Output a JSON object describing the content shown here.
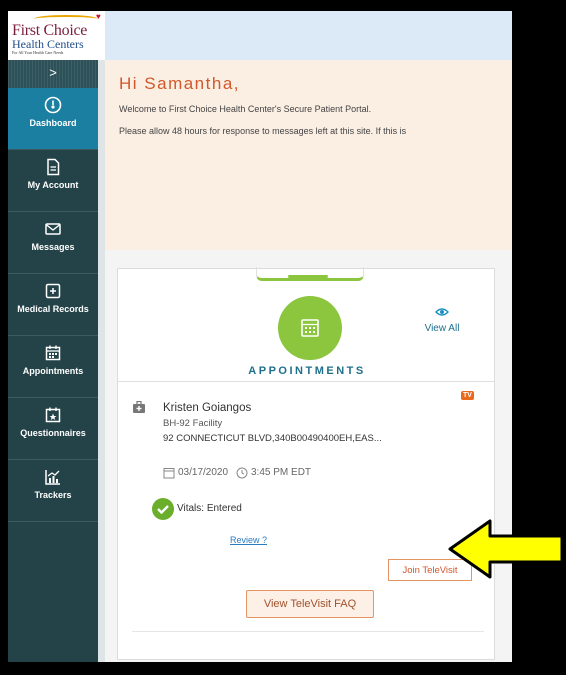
{
  "logo": {
    "line1": "First Choice",
    "line2": "Health Centers",
    "tagline": "For All Your Health Care Needs"
  },
  "sidebar": {
    "toggle_label": ">",
    "items": [
      {
        "label": "Dashboard",
        "icon": "dashboard-icon",
        "active": true
      },
      {
        "label": "My Account",
        "icon": "document-icon"
      },
      {
        "label": "Messages",
        "icon": "envelope-icon"
      },
      {
        "label": "Medical Records",
        "icon": "medical-record-icon"
      },
      {
        "label": "Appointments",
        "icon": "calendar-icon"
      },
      {
        "label": "Questionnaires",
        "icon": "star-calendar-icon"
      },
      {
        "label": "Trackers",
        "icon": "chart-icon"
      }
    ]
  },
  "welcome": {
    "greeting": "Hi Samantha,",
    "line1": "Welcome to First Choice Health Center's Secure Patient Portal.",
    "line2": "Please allow 48 hours for response to messages left at this site.  If this is"
  },
  "appointments": {
    "title": "APPOINTMENTS",
    "view_all": "View All",
    "tv_badge": "TV",
    "provider": "Kristen Goiangos",
    "facility": "BH-92 Facility",
    "address": "92 CONNECTICUT BLVD,340B00490400EH,EAS...",
    "date": "03/17/2020",
    "time": "3:45 PM EDT",
    "vitals": "Vitals: Entered",
    "review": "Review ?",
    "join_label": "Join TeleVisit",
    "faq_label": "View TeleVisit FAQ"
  },
  "colors": {
    "sidebar": "#234349",
    "active_nav": "#1a7fa0",
    "accent_green": "#8cc63f",
    "accent_orange": "#d0582b",
    "annotation_arrow": "#ffff00"
  }
}
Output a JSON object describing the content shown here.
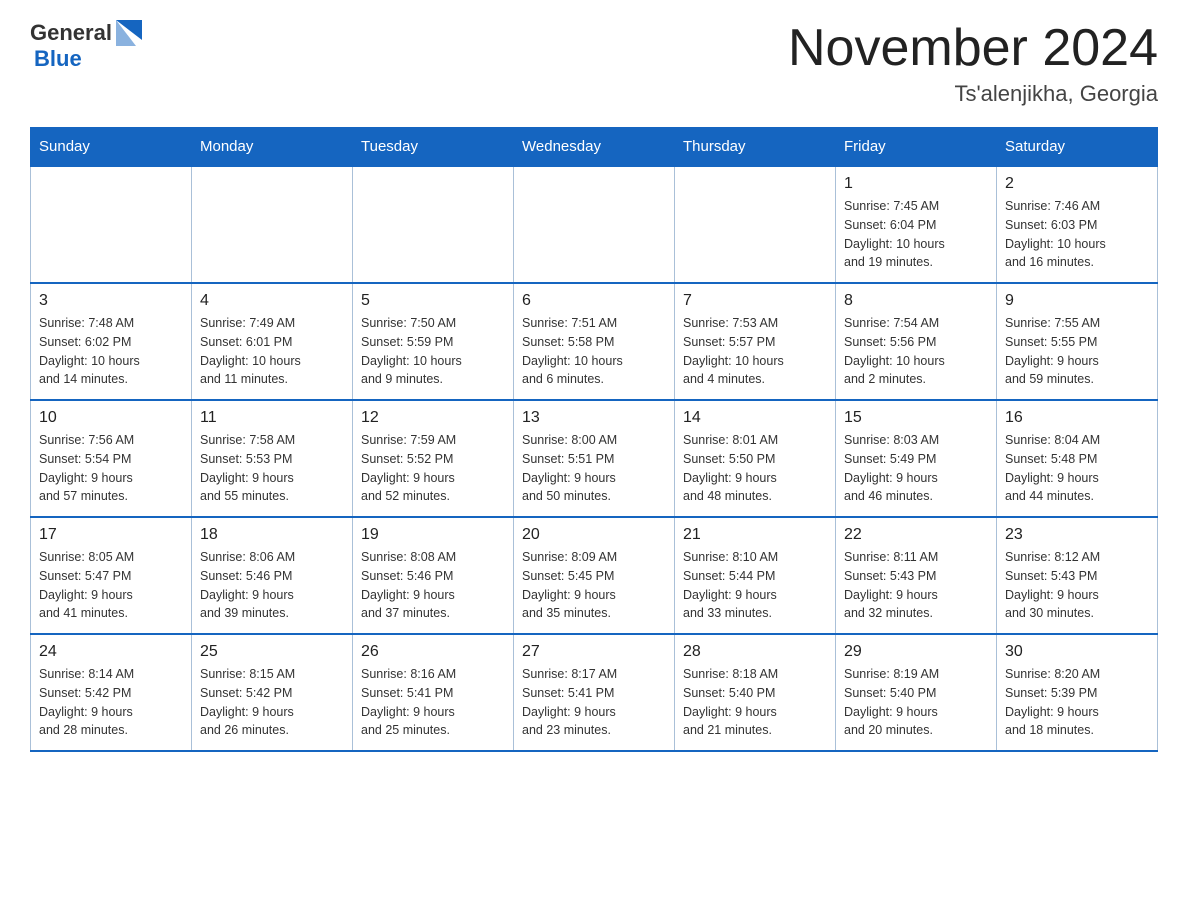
{
  "header": {
    "logo_general": "General",
    "logo_blue": "Blue",
    "month_title": "November 2024",
    "location": "Ts'alenjikha, Georgia"
  },
  "days_of_week": [
    "Sunday",
    "Monday",
    "Tuesday",
    "Wednesday",
    "Thursday",
    "Friday",
    "Saturday"
  ],
  "weeks": [
    {
      "days": [
        {
          "num": "",
          "info": "",
          "empty": true
        },
        {
          "num": "",
          "info": "",
          "empty": true
        },
        {
          "num": "",
          "info": "",
          "empty": true
        },
        {
          "num": "",
          "info": "",
          "empty": true
        },
        {
          "num": "",
          "info": "",
          "empty": true
        },
        {
          "num": "1",
          "info": "Sunrise: 7:45 AM\nSunset: 6:04 PM\nDaylight: 10 hours\nand 19 minutes."
        },
        {
          "num": "2",
          "info": "Sunrise: 7:46 AM\nSunset: 6:03 PM\nDaylight: 10 hours\nand 16 minutes."
        }
      ]
    },
    {
      "days": [
        {
          "num": "3",
          "info": "Sunrise: 7:48 AM\nSunset: 6:02 PM\nDaylight: 10 hours\nand 14 minutes."
        },
        {
          "num": "4",
          "info": "Sunrise: 7:49 AM\nSunset: 6:01 PM\nDaylight: 10 hours\nand 11 minutes."
        },
        {
          "num": "5",
          "info": "Sunrise: 7:50 AM\nSunset: 5:59 PM\nDaylight: 10 hours\nand 9 minutes."
        },
        {
          "num": "6",
          "info": "Sunrise: 7:51 AM\nSunset: 5:58 PM\nDaylight: 10 hours\nand 6 minutes."
        },
        {
          "num": "7",
          "info": "Sunrise: 7:53 AM\nSunset: 5:57 PM\nDaylight: 10 hours\nand 4 minutes."
        },
        {
          "num": "8",
          "info": "Sunrise: 7:54 AM\nSunset: 5:56 PM\nDaylight: 10 hours\nand 2 minutes."
        },
        {
          "num": "9",
          "info": "Sunrise: 7:55 AM\nSunset: 5:55 PM\nDaylight: 9 hours\nand 59 minutes."
        }
      ]
    },
    {
      "days": [
        {
          "num": "10",
          "info": "Sunrise: 7:56 AM\nSunset: 5:54 PM\nDaylight: 9 hours\nand 57 minutes."
        },
        {
          "num": "11",
          "info": "Sunrise: 7:58 AM\nSunset: 5:53 PM\nDaylight: 9 hours\nand 55 minutes."
        },
        {
          "num": "12",
          "info": "Sunrise: 7:59 AM\nSunset: 5:52 PM\nDaylight: 9 hours\nand 52 minutes."
        },
        {
          "num": "13",
          "info": "Sunrise: 8:00 AM\nSunset: 5:51 PM\nDaylight: 9 hours\nand 50 minutes."
        },
        {
          "num": "14",
          "info": "Sunrise: 8:01 AM\nSunset: 5:50 PM\nDaylight: 9 hours\nand 48 minutes."
        },
        {
          "num": "15",
          "info": "Sunrise: 8:03 AM\nSunset: 5:49 PM\nDaylight: 9 hours\nand 46 minutes."
        },
        {
          "num": "16",
          "info": "Sunrise: 8:04 AM\nSunset: 5:48 PM\nDaylight: 9 hours\nand 44 minutes."
        }
      ]
    },
    {
      "days": [
        {
          "num": "17",
          "info": "Sunrise: 8:05 AM\nSunset: 5:47 PM\nDaylight: 9 hours\nand 41 minutes."
        },
        {
          "num": "18",
          "info": "Sunrise: 8:06 AM\nSunset: 5:46 PM\nDaylight: 9 hours\nand 39 minutes."
        },
        {
          "num": "19",
          "info": "Sunrise: 8:08 AM\nSunset: 5:46 PM\nDaylight: 9 hours\nand 37 minutes."
        },
        {
          "num": "20",
          "info": "Sunrise: 8:09 AM\nSunset: 5:45 PM\nDaylight: 9 hours\nand 35 minutes."
        },
        {
          "num": "21",
          "info": "Sunrise: 8:10 AM\nSunset: 5:44 PM\nDaylight: 9 hours\nand 33 minutes."
        },
        {
          "num": "22",
          "info": "Sunrise: 8:11 AM\nSunset: 5:43 PM\nDaylight: 9 hours\nand 32 minutes."
        },
        {
          "num": "23",
          "info": "Sunrise: 8:12 AM\nSunset: 5:43 PM\nDaylight: 9 hours\nand 30 minutes."
        }
      ]
    },
    {
      "days": [
        {
          "num": "24",
          "info": "Sunrise: 8:14 AM\nSunset: 5:42 PM\nDaylight: 9 hours\nand 28 minutes."
        },
        {
          "num": "25",
          "info": "Sunrise: 8:15 AM\nSunset: 5:42 PM\nDaylight: 9 hours\nand 26 minutes."
        },
        {
          "num": "26",
          "info": "Sunrise: 8:16 AM\nSunset: 5:41 PM\nDaylight: 9 hours\nand 25 minutes."
        },
        {
          "num": "27",
          "info": "Sunrise: 8:17 AM\nSunset: 5:41 PM\nDaylight: 9 hours\nand 23 minutes."
        },
        {
          "num": "28",
          "info": "Sunrise: 8:18 AM\nSunset: 5:40 PM\nDaylight: 9 hours\nand 21 minutes."
        },
        {
          "num": "29",
          "info": "Sunrise: 8:19 AM\nSunset: 5:40 PM\nDaylight: 9 hours\nand 20 minutes."
        },
        {
          "num": "30",
          "info": "Sunrise: 8:20 AM\nSunset: 5:39 PM\nDaylight: 9 hours\nand 18 minutes."
        }
      ]
    }
  ]
}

# [Stated exercise]
Print all the records again exactly; do not include any picture.

# [Expected output]
Output a JSON object describing the content shown here.
{
  "logo": {
    "line1": "First Choice",
    "line2": "Health Centers",
    "tagline": "For All Your Health Care Needs"
  },
  "sidebar": {
    "toggle_label": ">",
    "items": [
      {
        "label": "Dashboard",
        "icon": "dashboard-icon",
        "active": true
      },
      {
        "label": "My Account",
        "icon": "document-icon"
      },
      {
        "label": "Messages",
        "icon": "envelope-icon"
      },
      {
        "label": "Medical Records",
        "icon": "medical-record-icon"
      },
      {
        "label": "Appointments",
        "icon": "calendar-icon"
      },
      {
        "label": "Questionnaires",
        "icon": "star-calendar-icon"
      },
      {
        "label": "Trackers",
        "icon": "chart-icon"
      }
    ]
  },
  "welcome": {
    "greeting": "Hi Samantha,",
    "line1": "Welcome to First Choice Health Center's Secure Patient Portal.",
    "line2": "Please allow 48 hours for response to messages left at this site.  If this is"
  },
  "appointments": {
    "title": "APPOINTMENTS",
    "view_all": "View All",
    "tv_badge": "TV",
    "provider": "Kristen Goiangos",
    "facility": "BH-92 Facility",
    "address": "92 CONNECTICUT BLVD,340B00490400EH,EAS...",
    "date": "03/17/2020",
    "time": "3:45 PM EDT",
    "vitals": "Vitals: Entered",
    "review": "Review ?",
    "join_label": "Join TeleVisit",
    "faq_label": "View TeleVisit FAQ"
  },
  "colors": {
    "sidebar": "#234349",
    "active_nav": "#1a7fa0",
    "accent_green": "#8cc63f",
    "accent_orange": "#d0582b",
    "annotation_arrow": "#ffff00"
  }
}
Output a JSON object describing the content shown here.
{
  "header": {
    "logo_general": "General",
    "logo_blue": "Blue",
    "month_title": "November 2024",
    "location": "Ts'alenjikha, Georgia"
  },
  "days_of_week": [
    "Sunday",
    "Monday",
    "Tuesday",
    "Wednesday",
    "Thursday",
    "Friday",
    "Saturday"
  ],
  "weeks": [
    {
      "days": [
        {
          "num": "",
          "info": "",
          "empty": true
        },
        {
          "num": "",
          "info": "",
          "empty": true
        },
        {
          "num": "",
          "info": "",
          "empty": true
        },
        {
          "num": "",
          "info": "",
          "empty": true
        },
        {
          "num": "",
          "info": "",
          "empty": true
        },
        {
          "num": "1",
          "info": "Sunrise: 7:45 AM\nSunset: 6:04 PM\nDaylight: 10 hours\nand 19 minutes."
        },
        {
          "num": "2",
          "info": "Sunrise: 7:46 AM\nSunset: 6:03 PM\nDaylight: 10 hours\nand 16 minutes."
        }
      ]
    },
    {
      "days": [
        {
          "num": "3",
          "info": "Sunrise: 7:48 AM\nSunset: 6:02 PM\nDaylight: 10 hours\nand 14 minutes."
        },
        {
          "num": "4",
          "info": "Sunrise: 7:49 AM\nSunset: 6:01 PM\nDaylight: 10 hours\nand 11 minutes."
        },
        {
          "num": "5",
          "info": "Sunrise: 7:50 AM\nSunset: 5:59 PM\nDaylight: 10 hours\nand 9 minutes."
        },
        {
          "num": "6",
          "info": "Sunrise: 7:51 AM\nSunset: 5:58 PM\nDaylight: 10 hours\nand 6 minutes."
        },
        {
          "num": "7",
          "info": "Sunrise: 7:53 AM\nSunset: 5:57 PM\nDaylight: 10 hours\nand 4 minutes."
        },
        {
          "num": "8",
          "info": "Sunrise: 7:54 AM\nSunset: 5:56 PM\nDaylight: 10 hours\nand 2 minutes."
        },
        {
          "num": "9",
          "info": "Sunrise: 7:55 AM\nSunset: 5:55 PM\nDaylight: 9 hours\nand 59 minutes."
        }
      ]
    },
    {
      "days": [
        {
          "num": "10",
          "info": "Sunrise: 7:56 AM\nSunset: 5:54 PM\nDaylight: 9 hours\nand 57 minutes."
        },
        {
          "num": "11",
          "info": "Sunrise: 7:58 AM\nSunset: 5:53 PM\nDaylight: 9 hours\nand 55 minutes."
        },
        {
          "num": "12",
          "info": "Sunrise: 7:59 AM\nSunset: 5:52 PM\nDaylight: 9 hours\nand 52 minutes."
        },
        {
          "num": "13",
          "info": "Sunrise: 8:00 AM\nSunset: 5:51 PM\nDaylight: 9 hours\nand 50 minutes."
        },
        {
          "num": "14",
          "info": "Sunrise: 8:01 AM\nSunset: 5:50 PM\nDaylight: 9 hours\nand 48 minutes."
        },
        {
          "num": "15",
          "info": "Sunrise: 8:03 AM\nSunset: 5:49 PM\nDaylight: 9 hours\nand 46 minutes."
        },
        {
          "num": "16",
          "info": "Sunrise: 8:04 AM\nSunset: 5:48 PM\nDaylight: 9 hours\nand 44 minutes."
        }
      ]
    },
    {
      "days": [
        {
          "num": "17",
          "info": "Sunrise: 8:05 AM\nSunset: 5:47 PM\nDaylight: 9 hours\nand 41 minutes."
        },
        {
          "num": "18",
          "info": "Sunrise: 8:06 AM\nSunset: 5:46 PM\nDaylight: 9 hours\nand 39 minutes."
        },
        {
          "num": "19",
          "info": "Sunrise: 8:08 AM\nSunset: 5:46 PM\nDaylight: 9 hours\nand 37 minutes."
        },
        {
          "num": "20",
          "info": "Sunrise: 8:09 AM\nSunset: 5:45 PM\nDaylight: 9 hours\nand 35 minutes."
        },
        {
          "num": "21",
          "info": "Sunrise: 8:10 AM\nSunset: 5:44 PM\nDaylight: 9 hours\nand 33 minutes."
        },
        {
          "num": "22",
          "info": "Sunrise: 8:11 AM\nSunset: 5:43 PM\nDaylight: 9 hours\nand 32 minutes."
        },
        {
          "num": "23",
          "info": "Sunrise: 8:12 AM\nSunset: 5:43 PM\nDaylight: 9 hours\nand 30 minutes."
        }
      ]
    },
    {
      "days": [
        {
          "num": "24",
          "info": "Sunrise: 8:14 AM\nSunset: 5:42 PM\nDaylight: 9 hours\nand 28 minutes."
        },
        {
          "num": "25",
          "info": "Sunrise: 8:15 AM\nSunset: 5:42 PM\nDaylight: 9 hours\nand 26 minutes."
        },
        {
          "num": "26",
          "info": "Sunrise: 8:16 AM\nSunset: 5:41 PM\nDaylight: 9 hours\nand 25 minutes."
        },
        {
          "num": "27",
          "info": "Sunrise: 8:17 AM\nSunset: 5:41 PM\nDaylight: 9 hours\nand 23 minutes."
        },
        {
          "num": "28",
          "info": "Sunrise: 8:18 AM\nSunset: 5:40 PM\nDaylight: 9 hours\nand 21 minutes."
        },
        {
          "num": "29",
          "info": "Sunrise: 8:19 AM\nSunset: 5:40 PM\nDaylight: 9 hours\nand 20 minutes."
        },
        {
          "num": "30",
          "info": "Sunrise: 8:20 AM\nSunset: 5:39 PM\nDaylight: 9 hours\nand 18 minutes."
        }
      ]
    }
  ]
}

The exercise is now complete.